### Source material

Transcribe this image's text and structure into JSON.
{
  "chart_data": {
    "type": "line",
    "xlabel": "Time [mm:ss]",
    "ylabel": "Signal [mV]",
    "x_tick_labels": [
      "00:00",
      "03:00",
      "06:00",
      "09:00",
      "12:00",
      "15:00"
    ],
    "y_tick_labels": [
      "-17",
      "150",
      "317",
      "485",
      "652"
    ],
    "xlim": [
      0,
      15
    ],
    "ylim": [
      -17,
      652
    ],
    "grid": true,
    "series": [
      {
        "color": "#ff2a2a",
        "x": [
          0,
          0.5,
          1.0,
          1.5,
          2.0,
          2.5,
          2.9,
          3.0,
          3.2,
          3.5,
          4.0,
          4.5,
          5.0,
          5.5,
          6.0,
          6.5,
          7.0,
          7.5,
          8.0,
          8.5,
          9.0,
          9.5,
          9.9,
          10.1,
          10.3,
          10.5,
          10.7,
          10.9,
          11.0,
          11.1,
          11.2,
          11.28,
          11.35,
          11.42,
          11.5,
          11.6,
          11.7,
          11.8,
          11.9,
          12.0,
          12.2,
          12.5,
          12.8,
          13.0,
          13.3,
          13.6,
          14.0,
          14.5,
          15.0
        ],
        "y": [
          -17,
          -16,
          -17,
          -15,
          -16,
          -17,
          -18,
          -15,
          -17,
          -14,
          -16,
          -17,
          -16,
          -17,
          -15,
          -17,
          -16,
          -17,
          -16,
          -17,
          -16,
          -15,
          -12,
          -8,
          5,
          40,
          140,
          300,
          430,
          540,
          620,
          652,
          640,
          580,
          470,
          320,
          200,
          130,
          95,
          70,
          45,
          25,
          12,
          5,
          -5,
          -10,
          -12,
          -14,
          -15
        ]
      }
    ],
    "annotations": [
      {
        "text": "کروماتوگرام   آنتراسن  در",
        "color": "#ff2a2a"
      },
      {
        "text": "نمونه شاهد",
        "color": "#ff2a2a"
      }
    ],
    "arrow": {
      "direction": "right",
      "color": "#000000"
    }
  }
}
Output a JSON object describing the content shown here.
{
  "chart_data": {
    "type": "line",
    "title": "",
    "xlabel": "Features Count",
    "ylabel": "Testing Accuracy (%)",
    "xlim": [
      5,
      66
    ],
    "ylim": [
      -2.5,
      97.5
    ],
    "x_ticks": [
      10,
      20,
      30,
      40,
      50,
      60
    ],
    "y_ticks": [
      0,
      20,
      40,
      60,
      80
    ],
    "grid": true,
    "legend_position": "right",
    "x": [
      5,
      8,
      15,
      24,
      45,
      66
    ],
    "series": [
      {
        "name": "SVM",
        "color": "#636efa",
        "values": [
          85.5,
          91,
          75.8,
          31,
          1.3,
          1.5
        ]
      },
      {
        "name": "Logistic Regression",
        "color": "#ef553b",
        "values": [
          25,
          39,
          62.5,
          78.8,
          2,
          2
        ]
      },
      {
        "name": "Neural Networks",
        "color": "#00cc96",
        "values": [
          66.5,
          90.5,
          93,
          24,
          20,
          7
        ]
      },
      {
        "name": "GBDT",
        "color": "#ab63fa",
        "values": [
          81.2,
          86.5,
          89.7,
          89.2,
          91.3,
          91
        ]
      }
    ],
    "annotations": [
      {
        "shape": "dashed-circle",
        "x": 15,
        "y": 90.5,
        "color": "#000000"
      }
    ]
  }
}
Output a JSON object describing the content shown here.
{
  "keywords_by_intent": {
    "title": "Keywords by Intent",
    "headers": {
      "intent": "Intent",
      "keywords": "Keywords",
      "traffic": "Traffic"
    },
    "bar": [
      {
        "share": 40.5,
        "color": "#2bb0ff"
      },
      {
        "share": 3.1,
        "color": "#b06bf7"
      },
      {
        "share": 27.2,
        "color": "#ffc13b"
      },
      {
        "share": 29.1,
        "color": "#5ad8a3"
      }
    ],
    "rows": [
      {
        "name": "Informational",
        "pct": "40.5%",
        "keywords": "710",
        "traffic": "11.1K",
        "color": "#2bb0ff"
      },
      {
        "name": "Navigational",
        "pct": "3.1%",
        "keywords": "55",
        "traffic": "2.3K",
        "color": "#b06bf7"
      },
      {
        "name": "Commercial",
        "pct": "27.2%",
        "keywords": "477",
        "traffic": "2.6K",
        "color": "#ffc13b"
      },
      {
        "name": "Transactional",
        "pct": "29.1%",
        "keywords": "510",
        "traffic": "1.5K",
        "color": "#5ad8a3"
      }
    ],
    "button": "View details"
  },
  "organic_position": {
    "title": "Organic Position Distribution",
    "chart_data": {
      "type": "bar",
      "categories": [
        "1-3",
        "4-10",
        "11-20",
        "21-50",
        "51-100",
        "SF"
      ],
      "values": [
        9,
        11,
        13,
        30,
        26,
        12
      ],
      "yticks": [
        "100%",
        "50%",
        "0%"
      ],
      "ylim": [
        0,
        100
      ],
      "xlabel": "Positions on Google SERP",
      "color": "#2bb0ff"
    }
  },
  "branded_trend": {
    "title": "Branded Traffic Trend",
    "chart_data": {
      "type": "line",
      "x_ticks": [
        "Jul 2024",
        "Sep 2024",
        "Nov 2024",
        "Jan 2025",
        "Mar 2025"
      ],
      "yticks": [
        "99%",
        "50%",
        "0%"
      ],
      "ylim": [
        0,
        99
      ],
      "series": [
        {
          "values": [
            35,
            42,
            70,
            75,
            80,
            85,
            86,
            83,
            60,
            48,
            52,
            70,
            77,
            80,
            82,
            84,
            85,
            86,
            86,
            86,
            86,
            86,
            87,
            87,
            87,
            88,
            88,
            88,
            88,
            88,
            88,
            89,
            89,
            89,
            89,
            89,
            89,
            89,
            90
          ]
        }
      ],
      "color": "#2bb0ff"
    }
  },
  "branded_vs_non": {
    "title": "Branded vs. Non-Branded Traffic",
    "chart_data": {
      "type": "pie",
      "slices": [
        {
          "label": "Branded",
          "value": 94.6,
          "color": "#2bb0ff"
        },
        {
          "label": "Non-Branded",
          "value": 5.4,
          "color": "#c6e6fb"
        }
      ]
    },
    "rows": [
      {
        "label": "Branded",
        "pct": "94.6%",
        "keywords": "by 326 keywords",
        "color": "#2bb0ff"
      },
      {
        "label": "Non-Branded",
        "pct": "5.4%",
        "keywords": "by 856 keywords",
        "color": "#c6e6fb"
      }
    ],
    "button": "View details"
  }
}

######

Task: In this exercise, repeat all entries exactly.

Solution to this problem:
Transcribe this image's text and structure into JSON.
{
  "chart_data": {
    "type": "line",
    "xlabel": "Time [mm:ss]",
    "ylabel": "Signal [mV]",
    "x_tick_labels": [
      "00:00",
      "03:00",
      "06:00",
      "09:00",
      "12:00",
      "15:00"
    ],
    "y_tick_labels": [
      "-17",
      "150",
      "317",
      "485",
      "652"
    ],
    "xlim": [
      0,
      15
    ],
    "ylim": [
      -17,
      652
    ],
    "grid": true,
    "series": [
      {
        "color": "#ff2a2a",
        "x": [
          0,
          0.5,
          1.0,
          1.5,
          2.0,
          2.5,
          2.9,
          3.0,
          3.2,
          3.5,
          4.0,
          4.5,
          5.0,
          5.5,
          6.0,
          6.5,
          7.0,
          7.5,
          8.0,
          8.5,
          9.0,
          9.5,
          9.9,
          10.1,
          10.3,
          10.5,
          10.7,
          10.9,
          11.0,
          11.1,
          11.2,
          11.28,
          11.35,
          11.42,
          11.5,
          11.6,
          11.7,
          11.8,
          11.9,
          12.0,
          12.2,
          12.5,
          12.8,
          13.0,
          13.3,
          13.6,
          14.0,
          14.5,
          15.0
        ],
        "y": [
          -17,
          -16,
          -17,
          -15,
          -16,
          -17,
          -18,
          -15,
          -17,
          -14,
          -16,
          -17,
          -16,
          -17,
          -15,
          -17,
          -16,
          -17,
          -16,
          -17,
          -16,
          -15,
          -12,
          -8,
          5,
          40,
          140,
          300,
          430,
          540,
          620,
          652,
          640,
          580,
          470,
          320,
          200,
          130,
          95,
          70,
          45,
          25,
          12,
          5,
          -5,
          -10,
          -12,
          -14,
          -15
        ]
      }
    ],
    "annotations": [
      {
        "text": "کروماتوگرام   آنتراسن  در",
        "color": "#ff2a2a"
      },
      {
        "text": "نمونه شاهد",
        "color": "#ff2a2a"
      }
    ],
    "arrow": {
      "direction": "right",
      "color": "#000000"
    }
  }
}
Output a JSON object describing the content shown here.
{
  "chart_data": {
    "type": "line",
    "title": "",
    "xlabel": "Features Count",
    "ylabel": "Testing Accuracy (%)",
    "xlim": [
      5,
      66
    ],
    "ylim": [
      -2.5,
      97.5
    ],
    "x_ticks": [
      10,
      20,
      30,
      40,
      50,
      60
    ],
    "y_ticks": [
      0,
      20,
      40,
      60,
      80
    ],
    "grid": true,
    "legend_position": "right",
    "x": [
      5,
      8,
      15,
      24,
      45,
      66
    ],
    "series": [
      {
        "name": "SVM",
        "color": "#636efa",
        "values": [
          85.5,
          91,
          75.8,
          31,
          1.3,
          1.5
        ]
      },
      {
        "name": "Logistic Regression",
        "color": "#ef553b",
        "values": [
          25,
          39,
          62.5,
          78.8,
          2,
          2
        ]
      },
      {
        "name": "Neural Networks",
        "color": "#00cc96",
        "values": [
          66.5,
          90.5,
          93,
          24,
          20,
          7
        ]
      },
      {
        "name": "GBDT",
        "color": "#ab63fa",
        "values": [
          81.2,
          86.5,
          89.7,
          89.2,
          91.3,
          91
        ]
      }
    ],
    "annotations": [
      {
        "shape": "dashed-circle",
        "x": 15,
        "y": 90.5,
        "color": "#000000"
      }
    ]
  }
}
Output a JSON object describing the content shown here.
{
  "keywords_by_intent": {
    "title": "Keywords by Intent",
    "headers": {
      "intent": "Intent",
      "keywords": "Keywords",
      "traffic": "Traffic"
    },
    "bar": [
      {
        "share": 40.5,
        "color": "#2bb0ff"
      },
      {
        "share": 3.1,
        "color": "#b06bf7"
      },
      {
        "share": 27.2,
        "color": "#ffc13b"
      },
      {
        "share": 29.1,
        "color": "#5ad8a3"
      }
    ],
    "rows": [
      {
        "name": "Informational",
        "pct": "40.5%",
        "keywords": "710",
        "traffic": "11.1K",
        "color": "#2bb0ff"
      },
      {
        "name": "Navigational",
        "pct": "3.1%",
        "keywords": "55",
        "traffic": "2.3K",
        "color": "#b06bf7"
      },
      {
        "name": "Commercial",
        "pct": "27.2%",
        "keywords": "477",
        "traffic": "2.6K",
        "color": "#ffc13b"
      },
      {
        "name": "Transactional",
        "pct": "29.1%",
        "keywords": "510",
        "traffic": "1.5K",
        "color": "#5ad8a3"
      }
    ],
    "button": "View details"
  },
  "organic_position": {
    "title": "Organic Position Distribution",
    "chart_data": {
      "type": "bar",
      "categories": [
        "1-3",
        "4-10",
        "11-20",
        "21-50",
        "51-100",
        "SF"
      ],
      "values": [
        9,
        11,
        13,
        30,
        26,
        12
      ],
      "yticks": [
        "100%",
        "50%",
        "0%"
      ],
      "ylim": [
        0,
        100
      ],
      "xlabel": "Positions on Google SERP",
      "color": "#2bb0ff"
    }
  },
  "branded_trend": {
    "title": "Branded Traffic Trend",
    "chart_data": {
      "type": "line",
      "x_ticks": [
        "Jul 2024",
        "Sep 2024",
        "Nov 2024",
        "Jan 2025",
        "Mar 2025"
      ],
      "yticks": [
        "99%",
        "50%",
        "0%"
      ],
      "ylim": [
        0,
        99
      ],
      "series": [
        {
          "values": [
            35,
            42,
            70,
            75,
            80,
            85,
            86,
            83,
            60,
            48,
            52,
            70,
            77,
            80,
            82,
            84,
            85,
            86,
            86,
            86,
            86,
            86,
            87,
            87,
            87,
            88,
            88,
            88,
            88,
            88,
            88,
            89,
            89,
            89,
            89,
            89,
            89,
            89,
            90
          ]
        }
      ],
      "color": "#2bb0ff"
    }
  },
  "branded_vs_non": {
    "title": "Branded vs. Non-Branded Traffic",
    "chart_data": {
      "type": "pie",
      "slices": [
        {
          "label": "Branded",
          "value": 94.6,
          "color": "#2bb0ff"
        },
        {
          "label": "Non-Branded",
          "value": 5.4,
          "color": "#c6e6fb"
        }
      ]
    },
    "rows": [
      {
        "label": "Branded",
        "pct": "94.6%",
        "keywords": "by 326 keywords",
        "color": "#2bb0ff"
      },
      {
        "label": "Non-Branded",
        "pct": "5.4%",
        "keywords": "by 856 keywords",
        "color": "#c6e6fb"
      }
    ],
    "button": "View details"
  }
}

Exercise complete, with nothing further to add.